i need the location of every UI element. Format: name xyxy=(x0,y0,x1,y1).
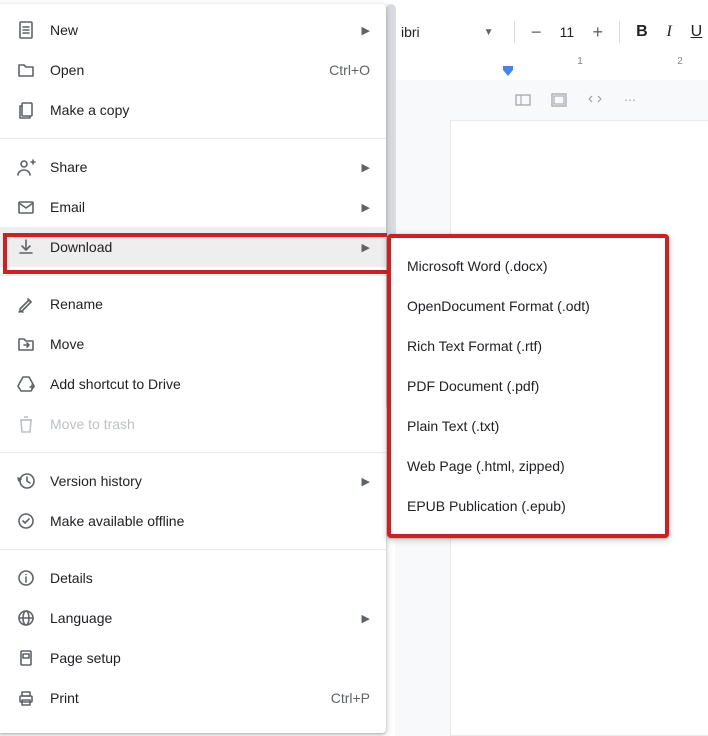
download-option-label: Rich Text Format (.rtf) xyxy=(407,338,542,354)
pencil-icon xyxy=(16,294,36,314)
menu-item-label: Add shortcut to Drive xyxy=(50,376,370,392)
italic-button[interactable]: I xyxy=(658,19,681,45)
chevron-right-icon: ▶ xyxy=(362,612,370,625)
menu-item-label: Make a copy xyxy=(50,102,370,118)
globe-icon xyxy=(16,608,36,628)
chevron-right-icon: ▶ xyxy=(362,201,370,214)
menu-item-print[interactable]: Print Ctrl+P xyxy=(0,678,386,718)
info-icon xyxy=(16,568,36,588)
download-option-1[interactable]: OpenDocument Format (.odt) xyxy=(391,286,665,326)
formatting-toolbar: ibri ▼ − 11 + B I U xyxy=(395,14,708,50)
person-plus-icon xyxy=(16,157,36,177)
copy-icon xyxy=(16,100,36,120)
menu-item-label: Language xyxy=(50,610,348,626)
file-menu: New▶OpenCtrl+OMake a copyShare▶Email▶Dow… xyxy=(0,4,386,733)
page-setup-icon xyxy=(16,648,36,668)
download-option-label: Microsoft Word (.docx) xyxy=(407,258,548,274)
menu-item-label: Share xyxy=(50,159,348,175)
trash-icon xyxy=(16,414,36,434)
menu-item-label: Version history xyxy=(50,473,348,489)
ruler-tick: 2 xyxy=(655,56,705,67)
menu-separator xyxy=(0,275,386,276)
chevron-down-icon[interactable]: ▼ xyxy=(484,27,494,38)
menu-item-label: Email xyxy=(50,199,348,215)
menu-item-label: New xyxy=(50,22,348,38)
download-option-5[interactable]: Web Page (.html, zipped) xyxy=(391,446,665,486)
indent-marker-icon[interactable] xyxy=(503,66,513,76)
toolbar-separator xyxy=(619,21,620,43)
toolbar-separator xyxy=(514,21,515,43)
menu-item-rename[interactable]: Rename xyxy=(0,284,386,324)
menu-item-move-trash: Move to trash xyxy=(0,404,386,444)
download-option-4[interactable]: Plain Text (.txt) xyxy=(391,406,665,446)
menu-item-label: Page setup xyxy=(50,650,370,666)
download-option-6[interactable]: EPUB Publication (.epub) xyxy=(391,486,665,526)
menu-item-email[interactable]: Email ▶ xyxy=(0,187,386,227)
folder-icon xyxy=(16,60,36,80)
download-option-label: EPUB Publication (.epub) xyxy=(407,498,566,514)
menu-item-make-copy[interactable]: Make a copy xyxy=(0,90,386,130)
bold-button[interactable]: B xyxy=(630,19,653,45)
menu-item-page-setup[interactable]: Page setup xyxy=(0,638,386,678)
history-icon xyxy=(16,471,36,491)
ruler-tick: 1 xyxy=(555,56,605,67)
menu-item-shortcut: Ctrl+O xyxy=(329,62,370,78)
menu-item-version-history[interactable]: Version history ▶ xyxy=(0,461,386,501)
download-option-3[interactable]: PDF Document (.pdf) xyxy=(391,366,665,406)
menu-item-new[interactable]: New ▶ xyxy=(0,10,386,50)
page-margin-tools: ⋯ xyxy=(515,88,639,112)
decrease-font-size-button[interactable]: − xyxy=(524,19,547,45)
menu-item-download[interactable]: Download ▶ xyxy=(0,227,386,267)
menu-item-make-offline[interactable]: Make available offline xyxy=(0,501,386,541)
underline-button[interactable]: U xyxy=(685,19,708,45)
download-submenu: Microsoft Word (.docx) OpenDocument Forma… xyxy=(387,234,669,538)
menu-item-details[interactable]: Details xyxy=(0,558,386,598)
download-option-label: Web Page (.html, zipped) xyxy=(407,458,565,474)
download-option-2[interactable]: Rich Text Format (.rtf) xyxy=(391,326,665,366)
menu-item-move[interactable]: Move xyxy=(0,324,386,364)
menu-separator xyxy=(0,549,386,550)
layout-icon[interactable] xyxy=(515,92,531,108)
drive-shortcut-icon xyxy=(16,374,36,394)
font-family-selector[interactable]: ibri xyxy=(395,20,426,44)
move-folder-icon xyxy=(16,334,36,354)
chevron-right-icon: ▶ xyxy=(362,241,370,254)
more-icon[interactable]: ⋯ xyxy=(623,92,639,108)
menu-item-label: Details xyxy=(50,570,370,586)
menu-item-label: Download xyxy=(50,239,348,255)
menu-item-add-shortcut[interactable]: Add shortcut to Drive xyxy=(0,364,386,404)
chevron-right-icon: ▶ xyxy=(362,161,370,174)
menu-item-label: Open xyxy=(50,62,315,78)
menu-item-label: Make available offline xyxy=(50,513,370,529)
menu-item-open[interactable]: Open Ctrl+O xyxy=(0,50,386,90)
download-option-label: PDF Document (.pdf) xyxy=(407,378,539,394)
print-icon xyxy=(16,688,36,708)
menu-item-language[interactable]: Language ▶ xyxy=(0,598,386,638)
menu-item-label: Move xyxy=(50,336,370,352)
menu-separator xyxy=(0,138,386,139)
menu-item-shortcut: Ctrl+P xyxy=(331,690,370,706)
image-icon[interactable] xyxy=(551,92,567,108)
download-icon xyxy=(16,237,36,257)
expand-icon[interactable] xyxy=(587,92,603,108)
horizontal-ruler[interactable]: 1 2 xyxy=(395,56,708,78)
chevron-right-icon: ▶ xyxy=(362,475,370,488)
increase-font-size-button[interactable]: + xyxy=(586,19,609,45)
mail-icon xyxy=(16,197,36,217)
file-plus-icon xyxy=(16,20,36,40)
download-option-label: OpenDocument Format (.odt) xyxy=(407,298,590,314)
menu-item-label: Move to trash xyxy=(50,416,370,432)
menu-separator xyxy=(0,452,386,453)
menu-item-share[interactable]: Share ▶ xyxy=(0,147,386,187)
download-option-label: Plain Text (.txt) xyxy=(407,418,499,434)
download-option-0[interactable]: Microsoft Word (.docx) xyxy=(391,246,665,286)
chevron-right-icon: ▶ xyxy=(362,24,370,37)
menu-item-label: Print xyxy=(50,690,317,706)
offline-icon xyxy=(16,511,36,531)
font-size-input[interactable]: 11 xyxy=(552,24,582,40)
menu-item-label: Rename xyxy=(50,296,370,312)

--

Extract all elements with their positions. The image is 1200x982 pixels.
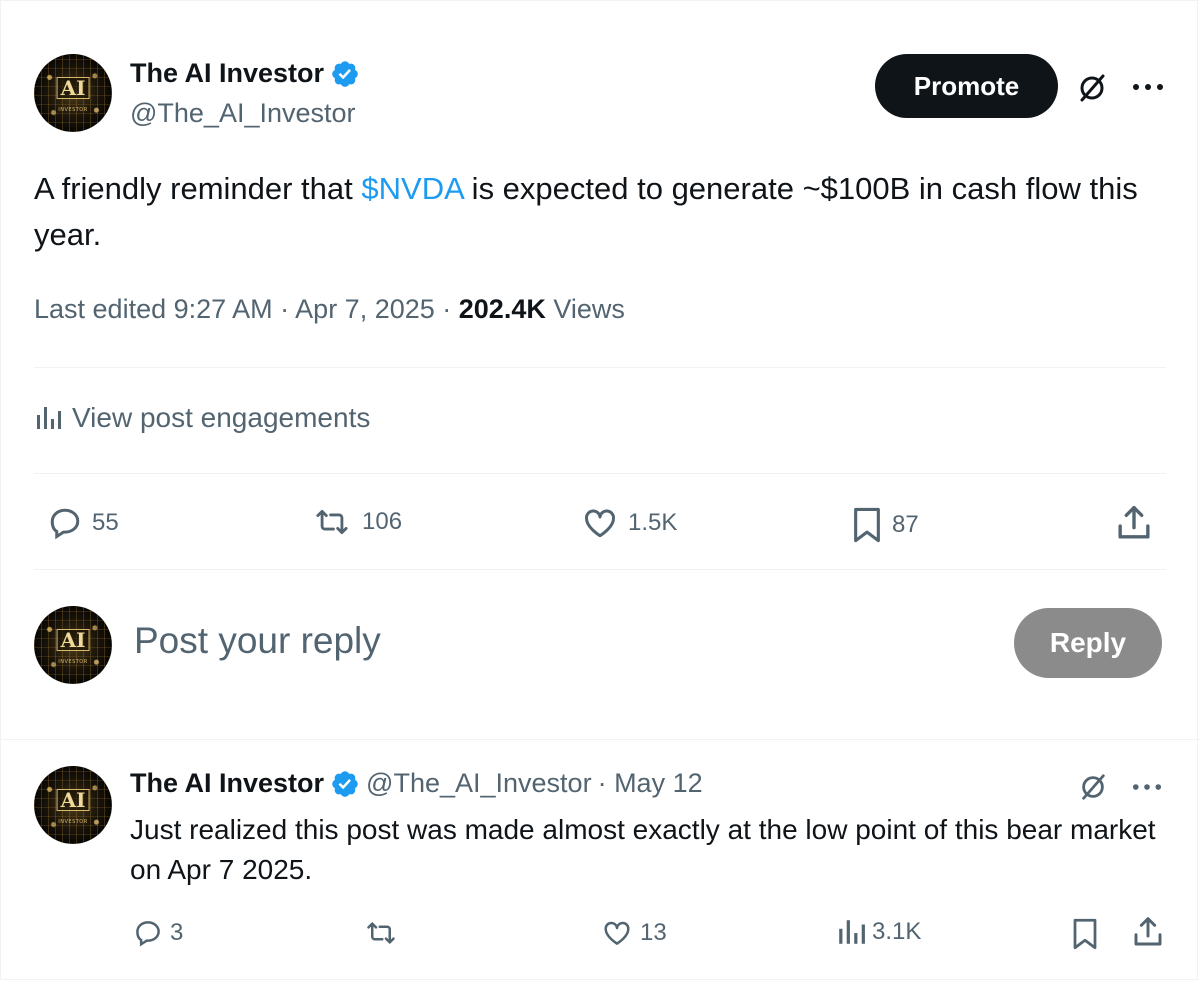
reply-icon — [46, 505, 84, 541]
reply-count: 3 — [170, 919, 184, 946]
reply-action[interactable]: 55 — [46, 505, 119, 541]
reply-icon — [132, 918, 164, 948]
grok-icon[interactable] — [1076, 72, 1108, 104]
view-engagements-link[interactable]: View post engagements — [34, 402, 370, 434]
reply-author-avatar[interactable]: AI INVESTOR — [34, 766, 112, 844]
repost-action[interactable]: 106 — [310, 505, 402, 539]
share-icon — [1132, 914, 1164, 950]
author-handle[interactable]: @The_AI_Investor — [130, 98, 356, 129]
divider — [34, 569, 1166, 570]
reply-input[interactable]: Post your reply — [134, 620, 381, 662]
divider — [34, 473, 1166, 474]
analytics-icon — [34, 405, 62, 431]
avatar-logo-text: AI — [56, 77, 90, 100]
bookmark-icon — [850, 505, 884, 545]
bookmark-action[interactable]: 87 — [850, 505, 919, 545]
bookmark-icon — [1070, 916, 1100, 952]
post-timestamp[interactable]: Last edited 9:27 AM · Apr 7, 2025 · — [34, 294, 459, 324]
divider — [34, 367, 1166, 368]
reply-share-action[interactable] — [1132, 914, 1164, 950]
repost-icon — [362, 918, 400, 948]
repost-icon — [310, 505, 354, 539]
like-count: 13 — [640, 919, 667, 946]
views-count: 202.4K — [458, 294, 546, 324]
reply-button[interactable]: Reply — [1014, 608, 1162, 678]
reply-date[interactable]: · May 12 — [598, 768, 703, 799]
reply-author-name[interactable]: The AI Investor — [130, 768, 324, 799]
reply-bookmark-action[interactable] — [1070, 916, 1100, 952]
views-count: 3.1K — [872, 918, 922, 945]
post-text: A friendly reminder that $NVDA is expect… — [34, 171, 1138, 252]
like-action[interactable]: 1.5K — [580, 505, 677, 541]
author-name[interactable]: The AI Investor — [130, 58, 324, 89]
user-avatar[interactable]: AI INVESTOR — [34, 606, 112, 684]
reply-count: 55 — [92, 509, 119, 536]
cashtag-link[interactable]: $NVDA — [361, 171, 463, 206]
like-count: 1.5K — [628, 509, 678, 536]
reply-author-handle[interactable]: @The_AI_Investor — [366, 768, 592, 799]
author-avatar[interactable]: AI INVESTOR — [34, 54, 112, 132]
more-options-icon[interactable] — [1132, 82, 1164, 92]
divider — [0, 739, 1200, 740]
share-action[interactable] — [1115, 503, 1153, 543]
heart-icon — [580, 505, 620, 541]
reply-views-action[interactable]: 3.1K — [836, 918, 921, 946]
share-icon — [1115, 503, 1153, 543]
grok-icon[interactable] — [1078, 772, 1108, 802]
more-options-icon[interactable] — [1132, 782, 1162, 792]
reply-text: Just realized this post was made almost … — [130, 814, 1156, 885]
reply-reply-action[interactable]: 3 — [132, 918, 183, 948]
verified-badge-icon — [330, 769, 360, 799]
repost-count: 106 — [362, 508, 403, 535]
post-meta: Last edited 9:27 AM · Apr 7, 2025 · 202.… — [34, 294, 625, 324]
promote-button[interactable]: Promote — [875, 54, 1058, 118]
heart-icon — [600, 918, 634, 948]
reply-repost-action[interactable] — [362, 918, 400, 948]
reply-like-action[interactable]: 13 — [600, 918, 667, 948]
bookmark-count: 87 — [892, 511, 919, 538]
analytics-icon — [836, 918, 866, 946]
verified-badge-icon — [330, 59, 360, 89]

==

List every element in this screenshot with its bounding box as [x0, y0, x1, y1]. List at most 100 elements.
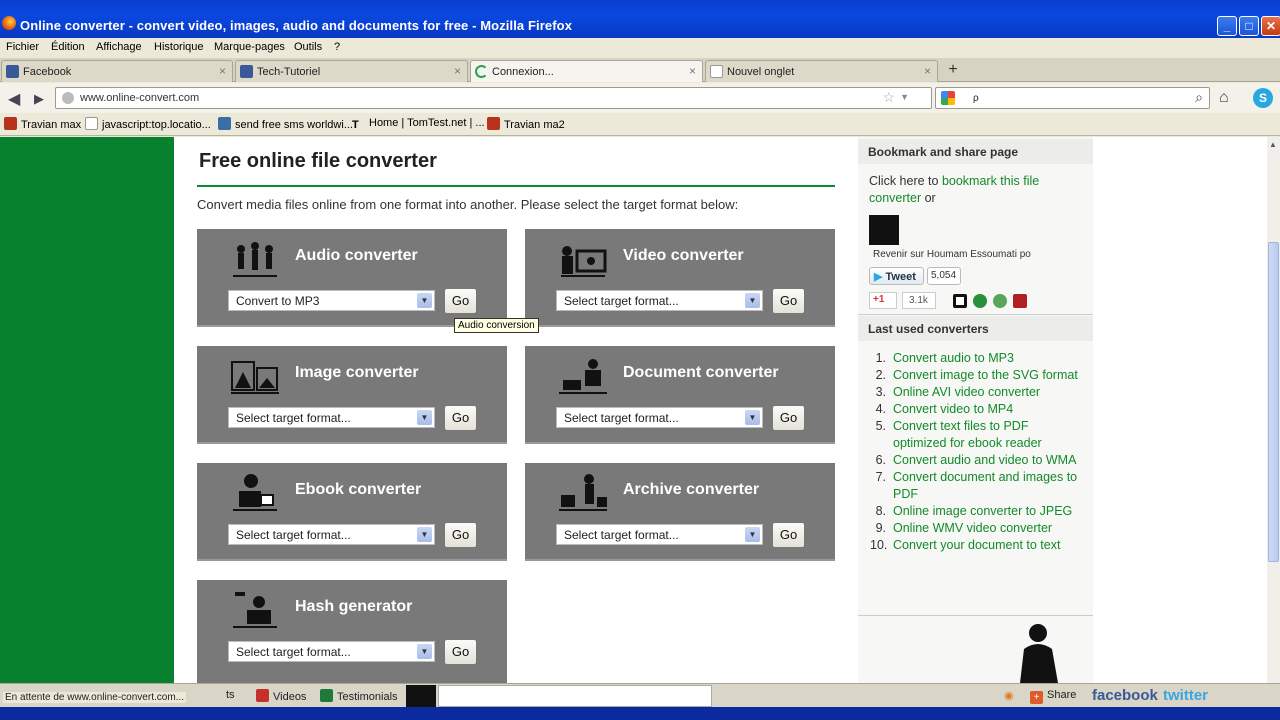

--- Exercise description ---
Convert the stretch from the line containing "Extract all elements" through the line containing "post-text: A friendly" into a two-column CSV with the columns input and output, giving one CSV line per row. Put each value in a single quoted field, replace line breaks with spaces, and leave the pictures out.

--- Exercise response ---
input,output
"Extract all elements with their positions. The image is 1200x982 pixels.","reply-icon — [46, 505, 84, 541] reply-count: 3 — [170, 919, 184, 946] reply-action[interactable]: 55 — [46, 505, 119, 541] reply-icon — [132, 918, 164, 948] grok-icon[interactable] — [1076, 72, 1108, 104] view-engagements-link[interactable]: View post engagements — [34, 402, 370, 434] reply-author-avatar[interactable]: AI INVESTOR — [34, 766, 112, 844] repost-action[interactable]: 106 — [310, 505, 402, 539] share-icon — [1132, 914, 1164, 950] author-handle[interactable]: @The_AI_Investor — [130, 98, 356, 129] divider — [34, 569, 1166, 570] reply-input[interactable]: Post your reply — [134, 620, 381, 662] divider — [34, 473, 1166, 474] analytics-icon — [34, 405, 62, 431] avatar-logo-text: AI — [56, 77, 90, 100] bookmark-icon — [850, 505, 884, 545] bookmark-action[interactable]: 87 — [850, 505, 919, 545] bookmark-icon — [1070, 916, 1100, 952] post-timestamp[interactable]: Last edited 9:27 AM · Apr 7, 2025 · — [34, 294, 459, 324] divider — [34, 367, 1166, 368] reply-share-action[interactable] — [1132, 914, 1164, 950] repost-icon — [362, 918, 400, 948] repost-icon — [310, 505, 354, 539] like-count: 13 — [640, 919, 667, 946] views-count: 202.4K — [458, 294, 546, 324] reply-button[interactable]: Reply — [1014, 608, 1162, 678] reply-date[interactable]: · May 12 — [598, 768, 703, 799] reply-author-name[interactable]: The AI Investor — [130, 768, 324, 799] reply-bookmark-action[interactable] — [1070, 916, 1100, 952] views-count: 3.1K — [872, 918, 922, 945] post-text: A friendly reminder that $NVDA is expect… — [34, 171, 1138, 252]"